**EXERCISE OBJECTIVE**
Transcribe the records below exactly as they appear, omitting any pictures.
-- Start PROVIDED RECORDS --
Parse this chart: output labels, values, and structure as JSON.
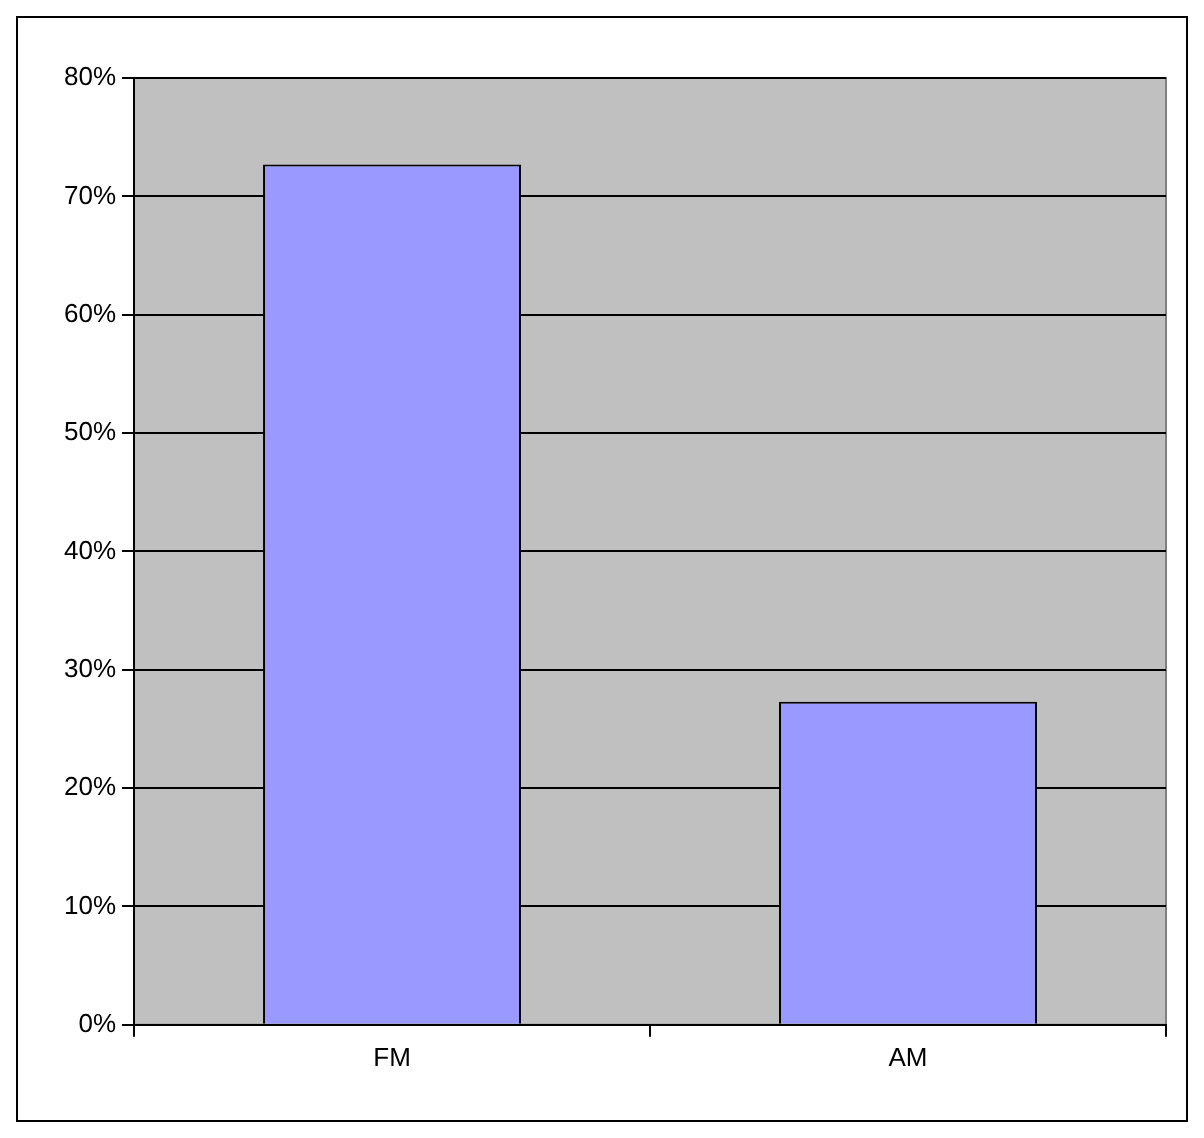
{
  "chart_data": {
    "type": "bar",
    "categories": [
      "FM",
      "AM"
    ],
    "values": [
      72.7,
      27.3
    ],
    "color": "#9999ff",
    "ylim": [
      0,
      80
    ],
    "yticks": [
      {
        "value": 0,
        "label": "0%"
      },
      {
        "value": 10,
        "label": "10%"
      },
      {
        "value": 20,
        "label": "20%"
      },
      {
        "value": 30,
        "label": "30%"
      },
      {
        "value": 40,
        "label": "40%"
      },
      {
        "value": 50,
        "label": "50%"
      },
      {
        "value": 60,
        "label": "60%"
      },
      {
        "value": 70,
        "label": "70%"
      },
      {
        "value": 80,
        "label": "80%"
      }
    ],
    "grid": "y",
    "legend": false
  }
}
-- End PROVIDED RECORDS --
**THE OUTPUT**
Parse this chart: output labels, values, and structure as JSON.
{
  "chart_data": {
    "type": "bar",
    "categories": [
      "FM",
      "AM"
    ],
    "values": [
      72.7,
      27.3
    ],
    "color": "#9999ff",
    "ylim": [
      0,
      80
    ],
    "yticks": [
      {
        "value": 0,
        "label": "0%"
      },
      {
        "value": 10,
        "label": "10%"
      },
      {
        "value": 20,
        "label": "20%"
      },
      {
        "value": 30,
        "label": "30%"
      },
      {
        "value": 40,
        "label": "40%"
      },
      {
        "value": 50,
        "label": "50%"
      },
      {
        "value": 60,
        "label": "60%"
      },
      {
        "value": 70,
        "label": "70%"
      },
      {
        "value": 80,
        "label": "80%"
      }
    ],
    "grid": "y",
    "legend": false
  }
}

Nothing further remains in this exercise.